===== PAGE EXCERPT

I am trying to perform a rather simple task by using vectorized conditions. The size of the two dataframes differ but still I do not understand why that may an issue.
df1_data = {'In-Person Status': {0: 'No', 1: 'Yes', 2: 'No', 3: 'Yes', 4: 'No', 5: 'Yes'},
'ID': {0: 5, 1: 45, 2: 22, 3: 34, 4: 46, 5: 184}}
df1 = pd.DataFrame(df1_data)
df2_data = {'Age': {0: 22, 1: 34, 2: 51, 3: 8}, 'ID': {0: 5, 1: 2145, 2: 5022, 3: 34}}
df2 = pd.DataFrame(df2_data)
I am using the following code:
conditions = [
(df2['ID'].isin(df1['ID'])) & (df1['In-Person Status'] == 'No')
]
value = ['True']
df2['Result'] = NaN
df2['Result'] = np.select(conditions, value, 'False')
Desired output:
Age ID Result
22 0005 True
34 2145 False
51 5022 False
8 0034 False
Although the task might be very simple, I am getting the following error message: ValueError: Length of values (72610) does not match length of index (1634)
I would very much appreciate any suggestions.
CodePudding user response:
We can join the two dfs as suggested in the comments, then drop the nan value rows in the Age column. The last couple of lines are optinal to get the format to match your output.
dfj = df1.join(df2, rsuffix='_left')
conditions = [(dfj['ID'].isin(dfj['ID_left'])) & (dfj['In-Person Status'] == 'No')]
value = [True]
dfj['Result'] = np.select(conditions, value, False)
dfj = dfj.dropna(axis=0, how='any', subset=['Age'])
dfj = dfj[['Age' , 'ID_left', 'Result']]
dfj.columns = ['Age', 'ID', 'Result']
dfj['ID'] = dfj['ID'].apply(lambda x: str(x).zfill(6)[0:4])
dfj['Age'] = dfj['Age'].astype(int)
Output:
Age ID Result
0 22 0005 True
1 34 2145 False
2 51 5022 False
3 8 0034 False

==========

_INSTRUCTIONS TO FOLLOW_. What error message does the asker say appears when running the code in the forum thread? Rely solely on the forum thread above.

===== LISTED ENTRIES

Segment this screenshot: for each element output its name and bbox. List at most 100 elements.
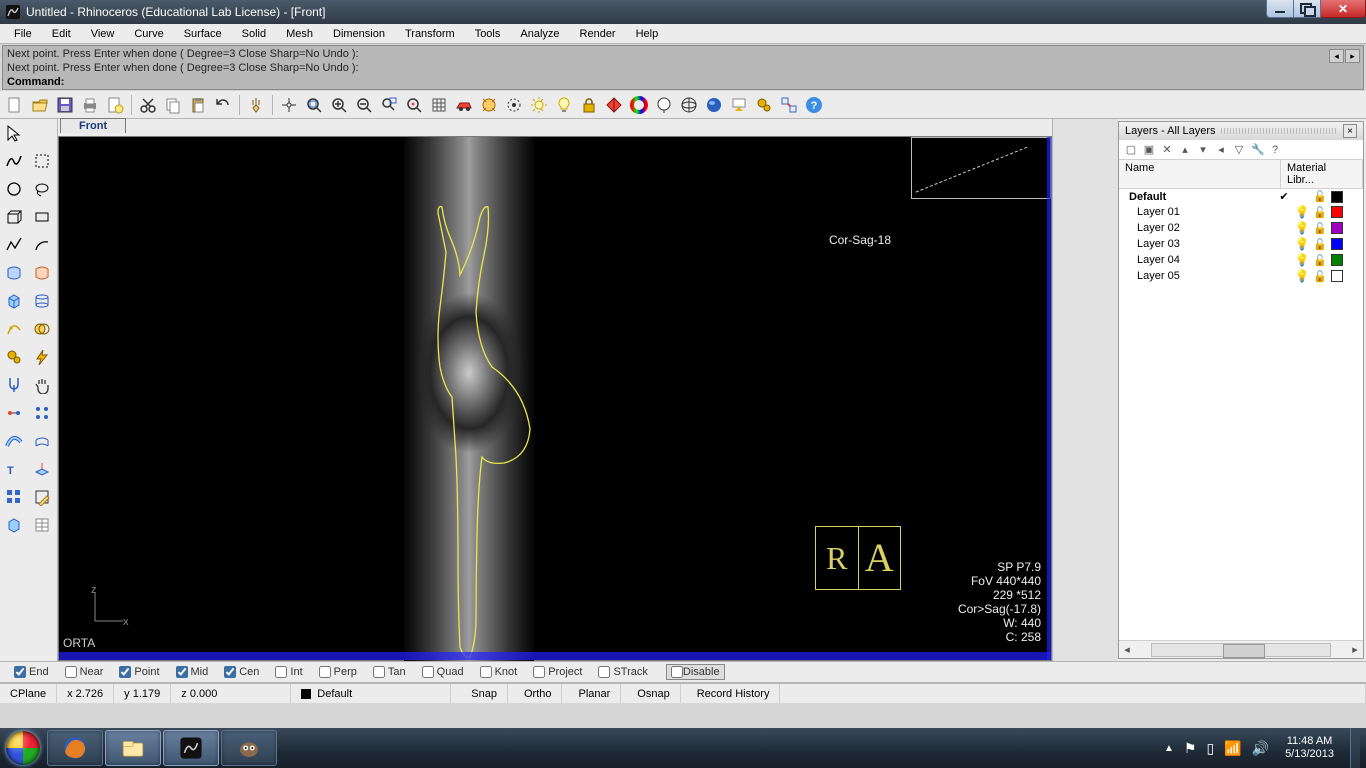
circle-tool[interactable] [2,177,26,201]
fork-tool[interactable] [2,373,26,397]
menu-curve[interactable]: Curve [124,26,173,42]
zoom-in-button[interactable] [328,94,350,116]
freecurve-tool[interactable] [2,149,26,173]
layer-lock-icon[interactable]: 🔓 [1313,206,1327,219]
srf-tool[interactable] [2,261,26,285]
spotlight-button[interactable] [528,94,550,116]
tray-volume-icon[interactable]: 🔊 [1252,740,1269,757]
layer-row[interactable]: Layer 04💡🔓 [1119,252,1363,268]
layer-color-swatch[interactable] [1331,254,1343,266]
osnap-strack[interactable]: STrack [592,666,653,678]
taskbar-item-firefox[interactable] [47,730,103,766]
render-sel-button[interactable] [478,94,500,116]
arc-tool[interactable] [30,233,54,257]
layer-row[interactable]: Layer 05💡🔓 [1119,268,1363,284]
window-restore-button[interactable] [1293,0,1321,18]
srf2-tool[interactable] [30,261,54,285]
layer-visibility-icon[interactable]: 💡 [1295,237,1309,251]
osnap-mid[interactable]: Mid [170,666,215,678]
start-button[interactable] [0,728,46,768]
layer-lock-icon[interactable]: 🔓 [1313,222,1327,235]
car-button[interactable] [453,94,475,116]
command-scroll-right-button[interactable]: ▸ [1345,49,1360,63]
window-close-button[interactable] [1320,0,1366,18]
menu-view[interactable]: View [81,26,125,42]
balloon-button[interactable] [653,94,675,116]
sun-button[interactable] [503,94,525,116]
osnap-strack-checkbox[interactable] [598,666,610,678]
layer-visibility-icon[interactable]: 💡 [1295,221,1309,235]
rect-tool[interactable] [30,205,54,229]
gears-button[interactable] [753,94,775,116]
gears-tool[interactable] [2,345,26,369]
osnap-quad[interactable]: Quad [416,666,470,678]
tray-overflow-icon[interactable]: ▲ [1164,743,1174,754]
layer-lock-icon[interactable]: 🔓 [1313,238,1327,251]
layer-color-swatch[interactable] [1331,222,1343,234]
layers-hscrollbar[interactable]: ◂ ▸ [1119,640,1363,658]
grid-button[interactable] [428,94,450,116]
arrow-down-button[interactable] [728,94,750,116]
osnap-point[interactable]: Point [113,666,165,678]
new-button[interactable] [4,94,26,116]
flash-tool[interactable] [30,345,54,369]
layers-panel-close-button[interactable]: × [1343,124,1357,138]
show-desktop-button[interactable] [1350,728,1360,768]
dots-a-tool[interactable] [2,401,26,425]
tray-network-icon[interactable]: 📶 [1224,740,1241,757]
layer-row[interactable]: Layer 02💡🔓 [1119,220,1363,236]
osnap-knot[interactable]: Knot [474,666,524,678]
status-cplane[interactable]: CPlane [0,684,57,703]
block-tool[interactable] [2,513,26,537]
status-toggle-ortho[interactable]: Ortho [514,684,563,703]
shade-button[interactable] [603,94,625,116]
layer-visibility-icon[interactable]: 💡 [1295,205,1309,219]
tray-flag-icon[interactable]: ⚑ [1184,740,1197,757]
layer-row[interactable]: Layer 01💡🔓 [1119,204,1363,220]
layer-lock-icon[interactable]: 🔓 [1313,254,1327,267]
snap-button[interactable] [278,94,300,116]
status-toggle-planar[interactable]: Planar [568,684,621,703]
menu-file[interactable]: File [4,26,42,42]
doc-props-button[interactable] [104,94,126,116]
zoom-sel-button[interactable] [403,94,425,116]
window-minimize-button[interactable] [1266,0,1294,18]
osnap-perp[interactable]: Perp [313,666,363,678]
props-tool[interactable] [30,513,54,537]
layer-help-icon[interactable]: ? [1269,144,1281,156]
status-toggle-record-history[interactable]: Record History [687,684,781,703]
layer-lock-icon[interactable]: 🔓 [1313,270,1327,283]
box-tool[interactable] [2,205,26,229]
layer-lock-icon[interactable]: 🔓 [1313,190,1327,203]
menu-tools[interactable]: Tools [465,26,511,42]
hand-tool[interactable] [30,373,54,397]
text-tool[interactable]: T [2,457,26,481]
taskbar-item-gimp[interactable] [221,730,277,766]
wire-button[interactable] [678,94,700,116]
loft-tool[interactable] [30,289,54,313]
dots-b-tool[interactable] [30,401,54,425]
layers-column-header[interactable]: Name Material Libr... [1119,160,1363,189]
zoom-extents-button[interactable] [303,94,325,116]
zoom-window-button[interactable] [378,94,400,116]
menu-analyze[interactable]: Analyze [510,26,569,42]
status-toggle-snap[interactable]: Snap [461,684,508,703]
tray-clock[interactable]: 11:48 AM 5/13/2013 [1279,735,1340,761]
box-edit-tool[interactable] [30,485,54,509]
scroll-track[interactable] [1151,643,1331,657]
solid-tool[interactable] [2,289,26,313]
taskbar-item-rhino[interactable] [163,730,219,766]
panel-grip[interactable] [1221,128,1337,134]
menu-mesh[interactable]: Mesh [276,26,323,42]
osnap-near[interactable]: Near [59,666,110,678]
layer-current-check[interactable]: ✔ [1277,190,1291,203]
viewport-front[interactable]: Cor-Sag-18 R A SP P7.9 FoV 440*440 229 *… [58,136,1052,661]
layer-color-swatch[interactable] [1331,270,1343,282]
osnap-end-checkbox[interactable] [14,666,26,678]
osnap-project[interactable]: Project [527,666,588,678]
sphere-button[interactable] [703,94,725,116]
zoom-out-button[interactable] [353,94,375,116]
layer-tools-icon[interactable]: 🔧 [1251,143,1263,156]
lasso-tool[interactable] [30,177,54,201]
layer-new-icon[interactable]: ▢ [1125,143,1137,156]
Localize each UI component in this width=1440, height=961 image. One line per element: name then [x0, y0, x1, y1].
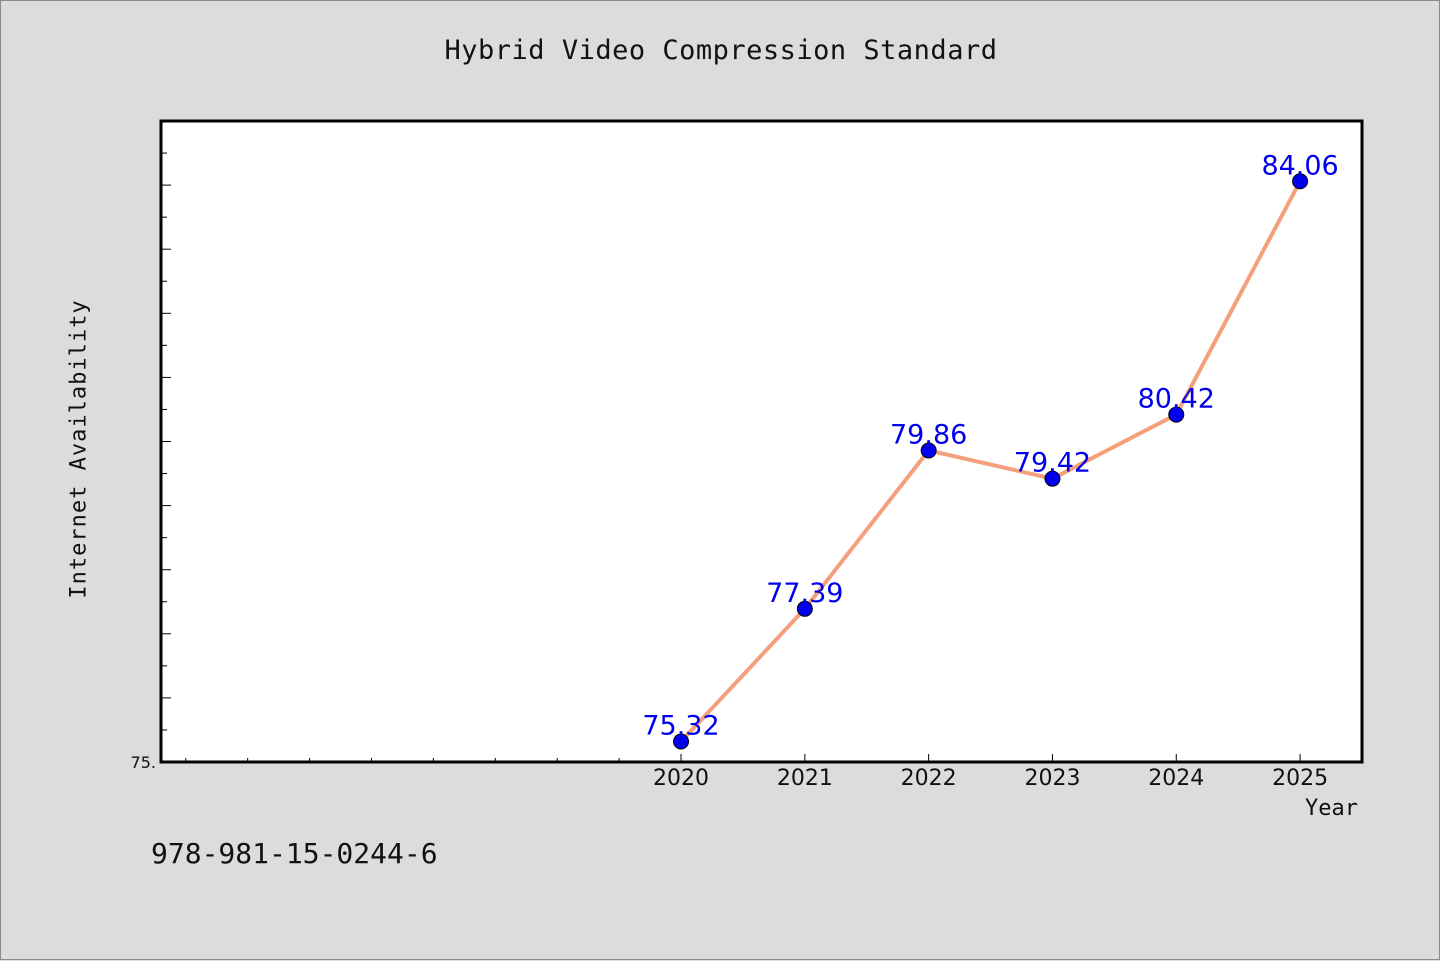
x-tick-label: 2020 — [653, 766, 709, 791]
x-tick-label: 2024 — [1148, 766, 1204, 791]
y-tick-label: 75. — [131, 753, 156, 772]
ticks-layer: 75. 2020 2021 2022 2023 2024 2025 — [131, 120, 1328, 791]
data-label: 75.32 — [642, 710, 719, 741]
x-tick-label: 2022 — [901, 766, 957, 791]
x-tick-label: 2025 — [1272, 766, 1328, 791]
data-point — [920, 442, 937, 459]
data-point — [1292, 173, 1309, 190]
plot-area — [159, 119, 1364, 764]
data-label: 77.39 — [766, 578, 843, 609]
data-label: 79.86 — [890, 419, 967, 450]
data-label: 84.06 — [1261, 150, 1338, 181]
data-point — [1168, 406, 1185, 423]
data-point — [673, 733, 690, 750]
chart-title: Hybrid Video Compression Standard — [444, 35, 998, 66]
data-label: 79.42 — [1014, 448, 1091, 479]
series-line — [679, 179, 1303, 744]
data-point — [1044, 470, 1061, 487]
marker-layer — [673, 173, 1309, 750]
x-tick-label: 2021 — [777, 766, 833, 791]
label-layer: 75.32 77.39 79.86 79.42 80.42 84.06 — [642, 150, 1338, 741]
x-axis-label: Year — [1305, 796, 1358, 821]
x-tick-label: 2023 — [1024, 766, 1080, 791]
y-axis-label: Internet Availability — [66, 299, 92, 599]
footer-code: 978-981-15-0244-6 — [151, 837, 438, 870]
data-point — [796, 600, 813, 617]
line-layer — [679, 179, 1303, 744]
data-label: 80.42 — [1138, 384, 1215, 415]
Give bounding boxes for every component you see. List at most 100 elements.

==========

_RESPONSE TO THE TASK_. ValueError: Length of values (72610) does not match length of index (1634)